◆ Records supplied:
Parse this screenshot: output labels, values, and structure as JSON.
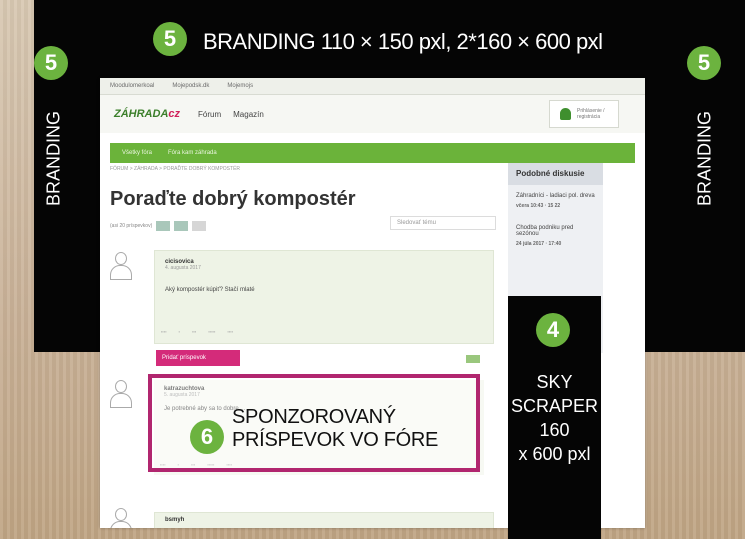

---

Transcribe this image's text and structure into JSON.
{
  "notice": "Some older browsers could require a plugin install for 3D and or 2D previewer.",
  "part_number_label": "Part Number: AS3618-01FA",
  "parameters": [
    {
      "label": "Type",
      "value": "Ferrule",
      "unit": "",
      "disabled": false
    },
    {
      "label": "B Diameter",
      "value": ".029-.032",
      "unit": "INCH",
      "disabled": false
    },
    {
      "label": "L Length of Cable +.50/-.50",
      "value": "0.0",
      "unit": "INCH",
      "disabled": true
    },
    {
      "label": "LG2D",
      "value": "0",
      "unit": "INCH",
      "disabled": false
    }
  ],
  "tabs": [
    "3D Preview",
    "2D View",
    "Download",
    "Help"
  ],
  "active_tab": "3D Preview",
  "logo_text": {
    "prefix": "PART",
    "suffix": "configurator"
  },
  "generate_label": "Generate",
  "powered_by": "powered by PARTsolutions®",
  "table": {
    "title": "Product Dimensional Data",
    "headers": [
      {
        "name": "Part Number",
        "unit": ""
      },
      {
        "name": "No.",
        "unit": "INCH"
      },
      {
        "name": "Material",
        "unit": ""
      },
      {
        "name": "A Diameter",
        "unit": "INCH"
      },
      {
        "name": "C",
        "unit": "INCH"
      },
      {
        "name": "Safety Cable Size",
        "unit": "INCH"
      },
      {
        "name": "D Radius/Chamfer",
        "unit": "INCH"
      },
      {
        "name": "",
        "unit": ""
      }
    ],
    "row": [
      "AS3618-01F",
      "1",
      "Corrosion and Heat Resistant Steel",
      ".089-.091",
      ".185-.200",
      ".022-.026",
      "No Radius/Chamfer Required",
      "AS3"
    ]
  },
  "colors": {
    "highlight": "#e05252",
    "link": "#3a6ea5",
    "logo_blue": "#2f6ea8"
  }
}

---

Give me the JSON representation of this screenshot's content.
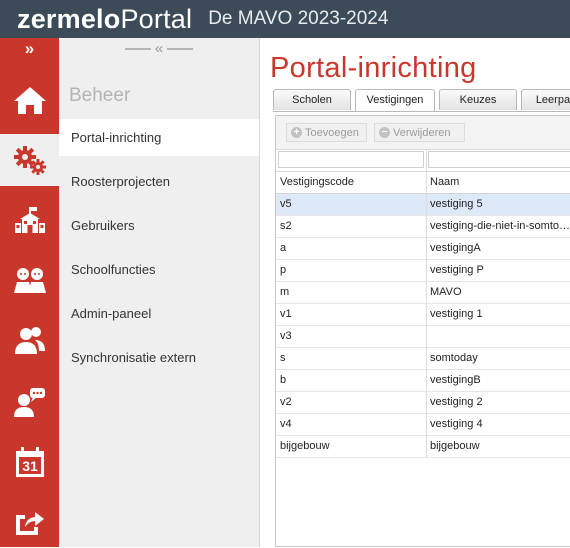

◆ Task: Pick out each line that holds the string "screenshot".

◆ Response for this exercise:
Parse this screenshot: output labels, values, and structure as JSON.
Give me the JSON representation of this screenshot's content.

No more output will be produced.